--- Tarefas ---
A: No trecho sobre o golpismo, quais grupos de políticos aparecem na lista dos citados pelos presos, e quantos são de cada um?
B: Dê sequência ao trecho sobre o golpismo, começando logo depois da última frase.

ONDE SURGE O GOLPISMO
Essa postura e o resultado mais estreito que em derrotas anteriores estimularam duas vertentes de inconformismo. Um grupo resolveu simplesmente melar o jogo e, de uma tentativa inicial de questionar o resultado, partiu para uma campanha pura e simples de derrubar a presidenta da República. Lançou a campanha do impeachment, esgrimindo falsamente o que constaria de delações premiadas que a grande mídia passou a dar como ocorridas. A insistência foi tamanha que de nada adiantou a abertura da verdadeira lista de políticos citados pelos presos. Há sete petistas e sete pemedebistas, ao lado de 32 políticos do PP, além de um do PTB e um do PSDB.
Não consta qualquer menção a Dilma ou mesmo a Lula e, paradoxalmente, constava o de Aécio, retirado por ponderação do procurador geral, por se tratar de denúncia relativa a episódio de outra estatal. Por outro lado, as denúncias evidenciam que o processo teria se originado no governo de Fernando Henrique, do PSDB. Mais, que a roubalheira teria sido viabilizada por decisão de seu governo, quando eximiu a Petrobras de fazer aquisições passando pelo filtro da Lei de Licitações.

--- Conteúdo do material ---
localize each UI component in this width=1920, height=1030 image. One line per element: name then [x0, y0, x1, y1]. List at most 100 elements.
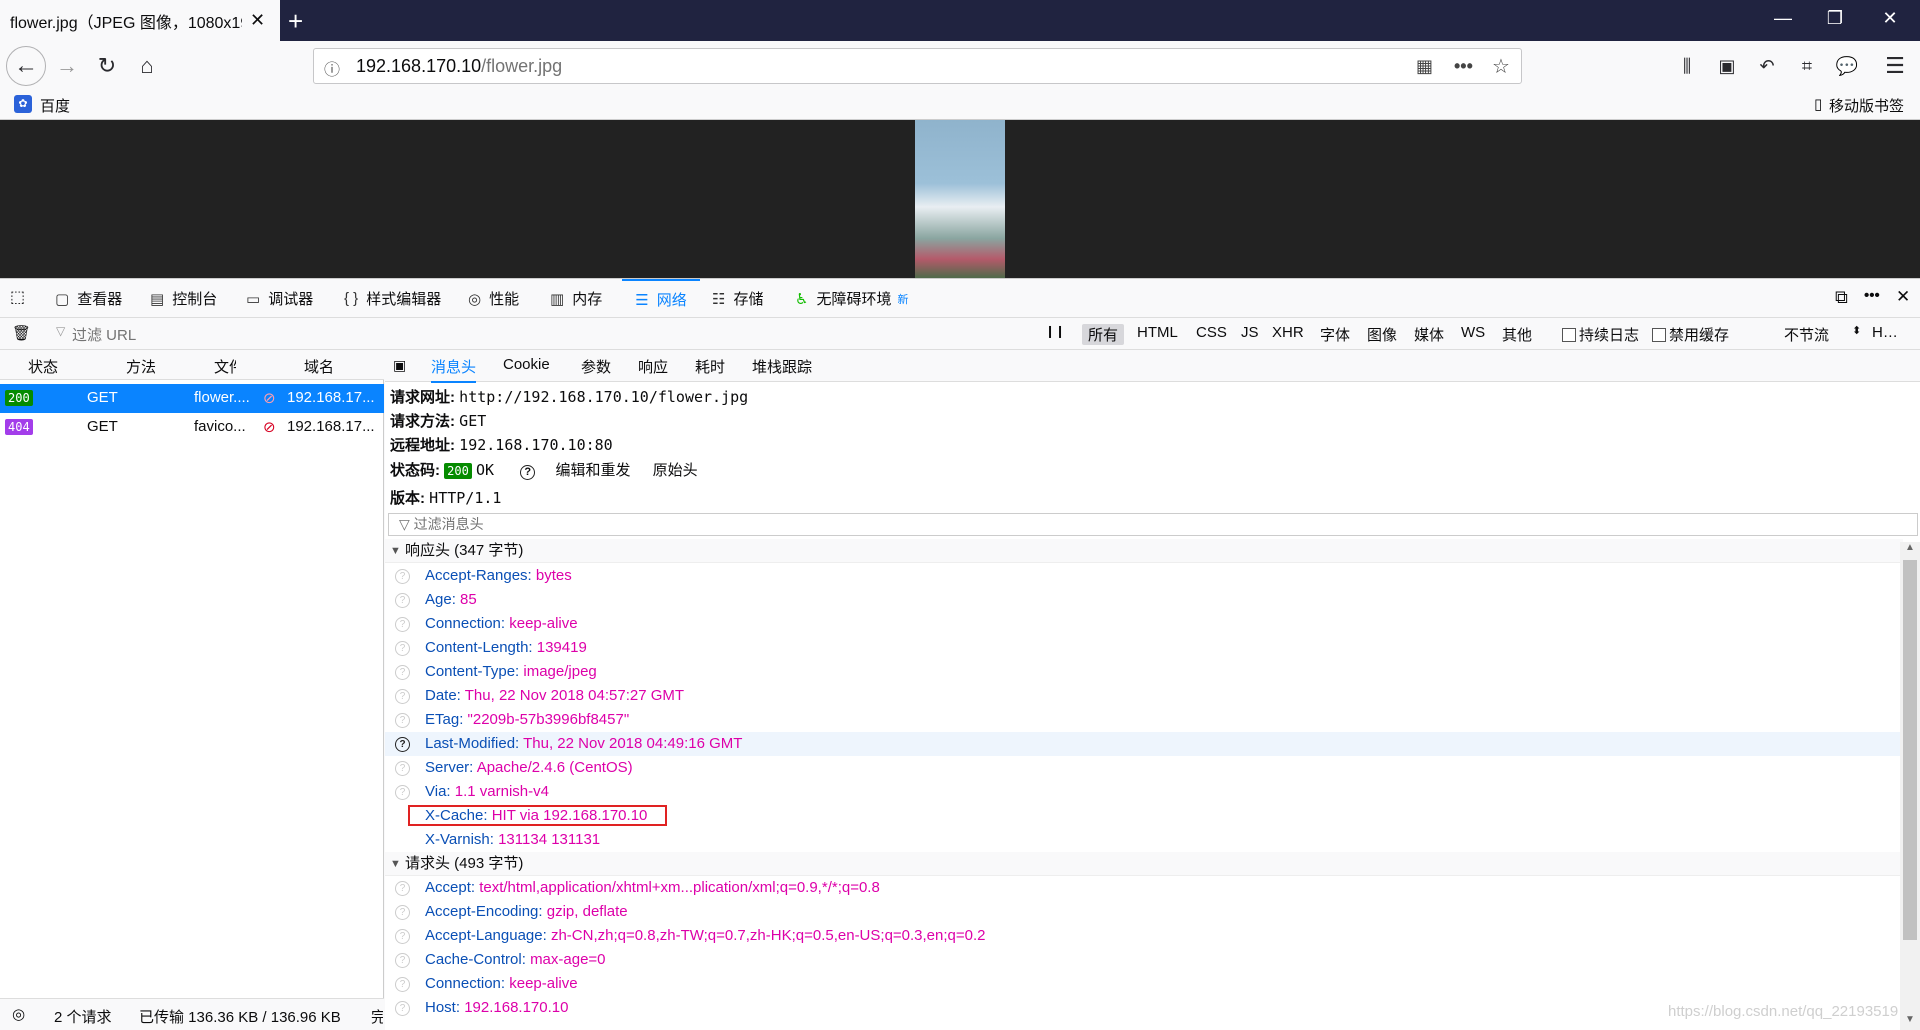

--- Respostas por tarefa ---
A:
- Sete petistas
- Sete pemedebistas
- 32 políticos do PP
- Um do PTB
- Um do PSDB

B:
SÓ SE VÊ O QUE SE QUER
Nada disso adianta. Não se quer fatos, mas resultados. Ou seja, anular a eleição de 2014.
O outro grupo já não se prende à eleição de 2014. Tenta antecipar a disputa de 2018, abrindo claramente o jogo de que pretende “fazer Dilma sangrar” durante os próximos quatro anos. Em outras palavras, não permitir que ela governe. Esse grupo aproveita o fato de que o resultado obtido por Dilma ficou muito distante das eleições legislativas.
Aquela sopa de letrinhas desenhou-se de forma totalmente diferente nas eleições estaduais e grande parte das legendas que nominalmente apoiavam Dilma, juntaram-se a candidatos adversários do PT em nível regional.
Em um pleito mais marcadamente influenciado pelo poder econômico que em quaisquer dos anteriores, elegeram-se composições nitidamente conservadoras para a Câmara dos Deputados e para o Senado. Ou seja, Dilma tem uma base de apoio aparentemente forte, se olhada pelas plaquetas de partidos levantadas pelos parlamentares. E assim, por sinal, é compelida a retalhar a composição dos cargos de governo. Mas não conta com essa sustentação para as medidas que precisa aprovar.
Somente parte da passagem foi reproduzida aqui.